%%

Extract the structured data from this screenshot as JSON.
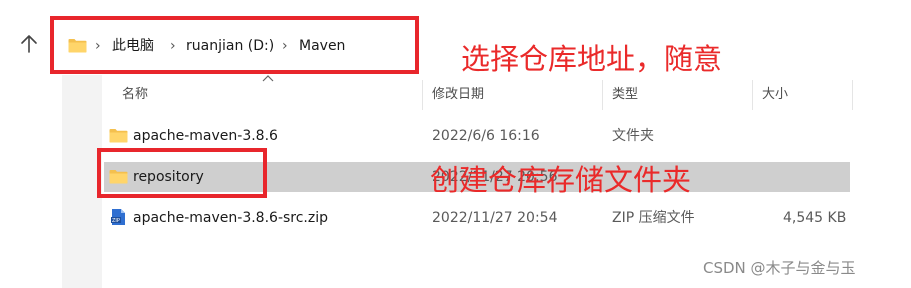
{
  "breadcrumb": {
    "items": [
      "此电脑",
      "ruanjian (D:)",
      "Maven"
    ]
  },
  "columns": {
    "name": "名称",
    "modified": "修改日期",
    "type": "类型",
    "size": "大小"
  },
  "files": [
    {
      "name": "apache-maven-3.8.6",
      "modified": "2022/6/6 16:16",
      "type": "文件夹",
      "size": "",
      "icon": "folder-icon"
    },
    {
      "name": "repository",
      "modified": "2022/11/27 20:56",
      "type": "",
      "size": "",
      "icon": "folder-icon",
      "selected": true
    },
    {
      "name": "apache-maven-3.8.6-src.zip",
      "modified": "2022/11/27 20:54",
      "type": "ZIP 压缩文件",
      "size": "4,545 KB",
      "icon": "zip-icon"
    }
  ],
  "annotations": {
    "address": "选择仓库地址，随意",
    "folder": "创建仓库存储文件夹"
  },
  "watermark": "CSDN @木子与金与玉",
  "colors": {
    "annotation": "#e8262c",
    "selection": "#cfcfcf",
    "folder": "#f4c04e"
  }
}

%%

Required work: From the listing above, return each line with the word "modified".

Output for this task:
    "modified": "修改日期",
      "modified": "2022/6/6 16:16",
      "modified": "2022/11/27 20:56",
      "modified": "2022/11/27 20:54",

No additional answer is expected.